Output the entries below exactly as written, omitting pictures.

##########

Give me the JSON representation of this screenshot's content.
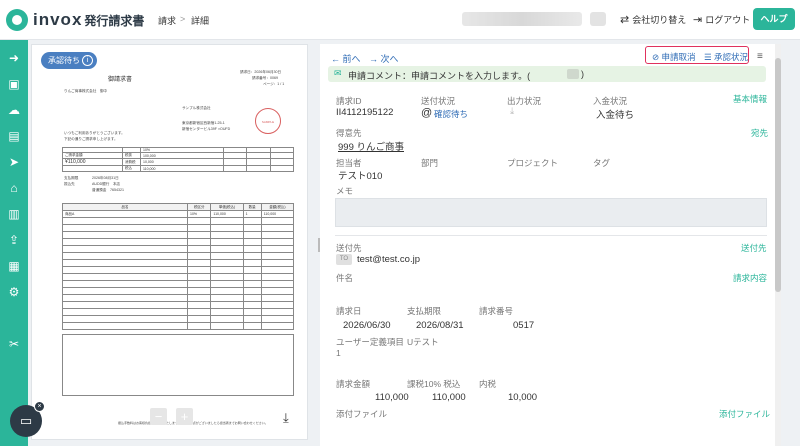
{
  "header": {
    "logo_text": "invox",
    "logo_sub": "発行請求書",
    "crumb_1": "請求",
    "crumb_sep": ">",
    "crumb_2": "詳細",
    "switch_company": "会社切り替え",
    "logout": "ログアウト",
    "help": "ヘルプ"
  },
  "document": {
    "status": "承認待ち",
    "title": "御請求書",
    "recipient": "りんご商事株式会社　御中",
    "issuer": "サンプル株式会社",
    "issuer_addr1": "東京都新宿区西新宿1-25-1",
    "issuer_addr2": "新宿センタービル39F ×OUFD",
    "date_label": "請求日：2026年06月30日",
    "number_label": "請求番号：0069",
    "page_label": "ページ：1 / 1",
    "greeting1": "いつもご利用ありがとうございます。",
    "greeting2": "下記の通りご請求申し上げます。",
    "stamp": "SAMPLE",
    "amount_label": "ご請求金額",
    "amount": "¥110,000",
    "tax_rate": "10%",
    "subtotal": "100,000",
    "tax": "10,000",
    "total": "110,000",
    "row_subtotal": "税抜",
    "row_tax": "消費税",
    "row_total": "税込",
    "due_label": "支払期限",
    "due_value": "2026年08月31日",
    "bank_label": "振込先",
    "bank_value": "AUDD銀行　本店",
    "account_value": "普通預金　7654321",
    "item_headers": [
      "品名",
      "税区分",
      "単価(税込)",
      "数量",
      "金額(税込)"
    ],
    "item_row": [
      "商品A",
      "10%",
      "110,000",
      "1",
      "110,000"
    ],
    "footer": "振込手数料はお客様負担でお願いいたします。ご不明な点がございましたら担当者までお問い合わせください。"
  },
  "detail": {
    "prev": "← 前へ",
    "next": "→ 次へ",
    "cancel_request": "申請取消",
    "approval_status": "承認状況",
    "comment": "申請コメント：申請コメントを入力します。(",
    "invoice_id_label": "請求ID",
    "invoice_id": "II4112195122",
    "send_status_label": "送付状況",
    "send_status": "確認待ち",
    "output_status_label": "出力状況",
    "payment_status_label": "入金状況",
    "payment_status": "入金待ち",
    "basic_info_link": "基本情報",
    "client_label": "得意先",
    "client": "999 りんご商事",
    "recipient_link": "宛先",
    "person_label": "担当者",
    "person": "テスト010",
    "dept_label": "部門",
    "project_label": "プロジェクト",
    "tag_label": "タグ",
    "memo_label": "メモ",
    "sendto_label": "送付先",
    "sendto_link": "送付先",
    "to_badge": "TO",
    "email": "test@test.co.jp",
    "subject_label": "件名",
    "content_link": "請求内容",
    "date_label": "請求日",
    "date": "2026/06/30",
    "due_label": "支払期限",
    "due": "2026/08/31",
    "number_label": "請求番号",
    "number": "0517",
    "custom_label": "ユーザー定義項目",
    "custom_num": "1",
    "custom_value": "Uテスト",
    "amount_label": "請求金額",
    "amount": "110,000",
    "tax_label": "課税10% 税込",
    "tax_amount": "110,000",
    "inner_tax_label": "内税",
    "inner_tax": "10,000",
    "attach_label": "添付ファイル",
    "attach_link": "添付ファイル"
  },
  "colors": {
    "brand": "#2bb59a",
    "link": "#2e6bb5",
    "highlight": "#e0315d",
    "status_pill": "#4a7fc1"
  }
}
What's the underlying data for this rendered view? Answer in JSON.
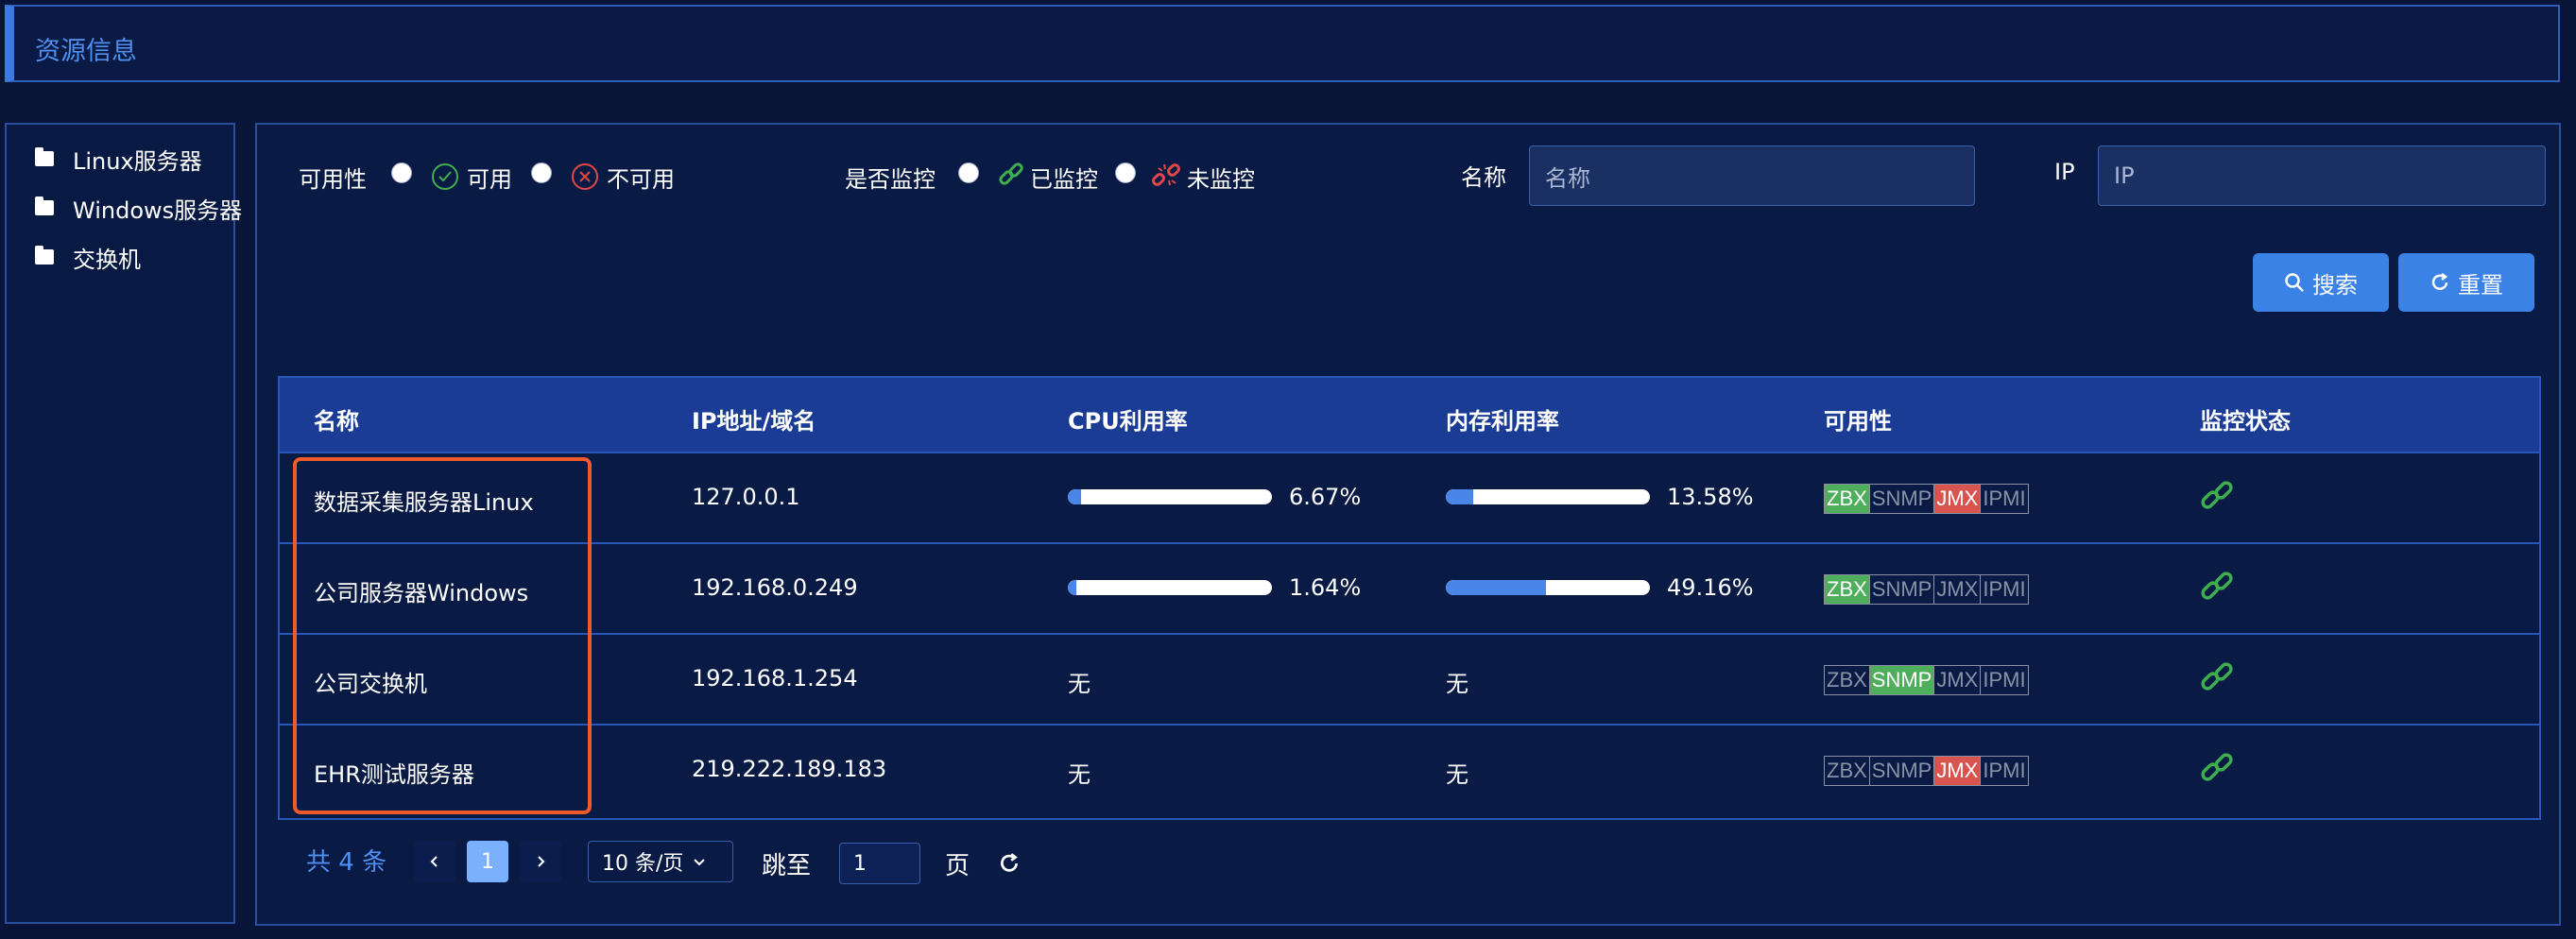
{
  "header": {
    "title": "资源信息"
  },
  "sidebar": {
    "items": [
      {
        "label": "Linux服务器",
        "icon": "folder-icon"
      },
      {
        "label": "Windows服务器",
        "icon": "folder-icon"
      },
      {
        "label": "交换机",
        "icon": "folder-icon"
      }
    ]
  },
  "filters": {
    "availability_label": "可用性",
    "available_label": "可用",
    "unavailable_label": "不可用",
    "monitor_label": "是否监控",
    "monitored_label": "已监控",
    "unmonitored_label": "未监控",
    "name_label": "名称",
    "name_placeholder": "名称",
    "ip_label": "IP",
    "ip_placeholder": "IP"
  },
  "buttons": {
    "search": "搜索",
    "reset": "重置"
  },
  "table": {
    "headers": [
      "名称",
      "IP地址/域名",
      "CPU利用率",
      "内存利用率",
      "可用性",
      "监控状态"
    ],
    "rows": [
      {
        "name": "数据采集服务器Linux",
        "ip": "127.0.0.1",
        "cpu": "6.67%",
        "cpu_value": 0.0667,
        "mem": "13.58%",
        "mem_value": 0.1358,
        "protocols": {
          "ZBX": "green",
          "SNMP": "off",
          "JMX": "red",
          "IPMI": "off"
        },
        "monitor": "monitored"
      },
      {
        "name": "公司服务器Windows",
        "ip": "192.168.0.249",
        "cpu": "1.64%",
        "cpu_value": 0.0164,
        "mem": "49.16%",
        "mem_value": 0.4916,
        "protocols": {
          "ZBX": "green",
          "SNMP": "off",
          "JMX": "off",
          "IPMI": "off"
        },
        "monitor": "monitored"
      },
      {
        "name": "公司交换机",
        "ip": "192.168.1.254",
        "cpu": "无",
        "cpu_value": null,
        "mem": "无",
        "mem_value": null,
        "protocols": {
          "ZBX": "off",
          "SNMP": "green",
          "JMX": "off",
          "IPMI": "off"
        },
        "monitor": "monitored"
      },
      {
        "name": "EHR测试服务器",
        "ip": "219.222.189.183",
        "cpu": "无",
        "cpu_value": null,
        "mem": "无",
        "mem_value": null,
        "protocols": {
          "ZBX": "off",
          "SNMP": "off",
          "JMX": "red",
          "IPMI": "off"
        },
        "monitor": "monitored"
      }
    ]
  },
  "pagination": {
    "total_text": "共 4 条",
    "current_page": "1",
    "page_size": "10 条/页",
    "jump_label": "跳至",
    "jump_value": "1",
    "page_suffix": "页"
  },
  "colors": {
    "accent": "#3b82e6",
    "header_bg": "#1b3c94",
    "highlight": "#f05a2a",
    "tag_green": "#4fae5b",
    "tag_red": "#d9534f"
  }
}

##########

■ ANSWER FOR THIS EXERCISE:
Give me the JSON representation of this screenshot's content.
{
  "header": {
    "logo_text": "invox",
    "logo_sub": "発行請求書",
    "crumb_1": "請求",
    "crumb_sep": ">",
    "crumb_2": "詳細",
    "switch_company": "会社切り替え",
    "logout": "ログアウト",
    "help": "ヘルプ"
  },
  "document": {
    "status": "承認待ち",
    "title": "御請求書",
    "recipient": "りんご商事株式会社　御中",
    "issuer": "サンプル株式会社",
    "issuer_addr1": "東京都新宿区西新宿1-25-1",
    "issuer_addr2": "新宿センタービル39F ×OUFD",
    "date_label": "請求日：2026年06月30日",
    "number_label": "請求番号：0069",
    "page_label": "ページ：1 / 1",
    "greeting1": "いつもご利用ありがとうございます。",
    "greeting2": "下記の通りご請求申し上げます。",
    "stamp": "SAMPLE",
    "amount_label": "ご請求金額",
    "amount": "¥110,000",
    "tax_rate": "10%",
    "subtotal": "100,000",
    "tax": "10,000",
    "total": "110,000",
    "row_subtotal": "税抜",
    "row_tax": "消費税",
    "row_total": "税込",
    "due_label": "支払期限",
    "due_value": "2026年08月31日",
    "bank_label": "振込先",
    "bank_value": "AUDD銀行　本店",
    "account_value": "普通預金　7654321",
    "item_headers": [
      "品名",
      "税区分",
      "単価(税込)",
      "数量",
      "金額(税込)"
    ],
    "item_row": [
      "商品A",
      "10%",
      "110,000",
      "1",
      "110,000"
    ],
    "footer": "振込手数料はお客様負担でお願いいたします。ご不明な点がございましたら担当者までお問い合わせください。"
  },
  "detail": {
    "prev": "← 前へ",
    "next": "→ 次へ",
    "cancel_request": "申請取消",
    "approval_status": "承認状況",
    "comment": "申請コメント：申請コメントを入力します。(",
    "invoice_id_label": "請求ID",
    "invoice_id": "II4112195122",
    "send_status_label": "送付状況",
    "send_status": "確認待ち",
    "output_status_label": "出力状況",
    "payment_status_label": "入金状況",
    "payment_status": "入金待ち",
    "basic_info_link": "基本情報",
    "client_label": "得意先",
    "client": "999 りんご商事",
    "recipient_link": "宛先",
    "person_label": "担当者",
    "person": "テスト010",
    "dept_label": "部門",
    "project_label": "プロジェクト",
    "tag_label": "タグ",
    "memo_label": "メモ",
    "sendto_label": "送付先",
    "sendto_link": "送付先",
    "to_badge": "TO",
    "email": "test@test.co.jp",
    "subject_label": "件名",
    "content_link": "請求内容",
    "date_label": "請求日",
    "date": "2026/06/30",
    "due_label": "支払期限",
    "due": "2026/08/31",
    "number_label": "請求番号",
    "number": "0517",
    "custom_label": "ユーザー定義項目",
    "custom_num": "1",
    "custom_value": "Uテスト",
    "amount_label": "請求金額",
    "amount": "110,000",
    "tax_label": "課税10% 税込",
    "tax_amount": "110,000",
    "inner_tax_label": "内税",
    "inner_tax": "10,000",
    "attach_label": "添付ファイル",
    "attach_link": "添付ファイル"
  },
  "colors": {
    "brand": "#2bb59a",
    "link": "#2e6bb5",
    "highlight": "#e0315d",
    "status_pill": "#4a7fc1"
  }
}
What's the underlying data for this rendered view? Answer in JSON.
{
  "header": {
    "title": "资源信息"
  },
  "sidebar": {
    "items": [
      {
        "label": "Linux服务器",
        "icon": "folder-icon"
      },
      {
        "label": "Windows服务器",
        "icon": "folder-icon"
      },
      {
        "label": "交换机",
        "icon": "folder-icon"
      }
    ]
  },
  "filters": {
    "availability_label": "可用性",
    "available_label": "可用",
    "unavailable_label": "不可用",
    "monitor_label": "是否监控",
    "monitored_label": "已监控",
    "unmonitored_label": "未监控",
    "name_label": "名称",
    "name_placeholder": "名称",
    "ip_label": "IP",
    "ip_placeholder": "IP"
  },
  "buttons": {
    "search": "搜索",
    "reset": "重置"
  },
  "table": {
    "headers": [
      "名称",
      "IP地址/域名",
      "CPU利用率",
      "内存利用率",
      "可用性",
      "监控状态"
    ],
    "rows": [
      {
        "name": "数据采集服务器Linux",
        "ip": "127.0.0.1",
        "cpu": "6.67%",
        "cpu_value": 0.0667,
        "mem": "13.58%",
        "mem_value": 0.1358,
        "protocols": {
          "ZBX": "green",
          "SNMP": "off",
          "JMX": "red",
          "IPMI": "off"
        },
        "monitor": "monitored"
      },
      {
        "name": "公司服务器Windows",
        "ip": "192.168.0.249",
        "cpu": "1.64%",
        "cpu_value": 0.0164,
        "mem": "49.16%",
        "mem_value": 0.4916,
        "protocols": {
          "ZBX": "green",
          "SNMP": "off",
          "JMX": "off",
          "IPMI": "off"
        },
        "monitor": "monitored"
      },
      {
        "name": "公司交换机",
        "ip": "192.168.1.254",
        "cpu": "无",
        "cpu_value": null,
        "mem": "无",
        "mem_value": null,
        "protocols": {
          "ZBX": "off",
          "SNMP": "green",
          "JMX": "off",
          "IPMI": "off"
        },
        "monitor": "monitored"
      },
      {
        "name": "EHR测试服务器",
        "ip": "219.222.189.183",
        "cpu": "无",
        "cpu_value": null,
        "mem": "无",
        "mem_value": null,
        "protocols": {
          "ZBX": "off",
          "SNMP": "off",
          "JMX": "red",
          "IPMI": "off"
        },
        "monitor": "monitored"
      }
    ]
  },
  "pagination": {
    "total_text": "共 4 条",
    "current_page": "1",
    "page_size": "10 条/页",
    "jump_label": "跳至",
    "jump_value": "1",
    "page_suffix": "页"
  },
  "colors": {
    "accent": "#3b82e6",
    "header_bg": "#1b3c94",
    "highlight": "#f05a2a",
    "tag_green": "#4fae5b",
    "tag_red": "#d9534f"
  }
}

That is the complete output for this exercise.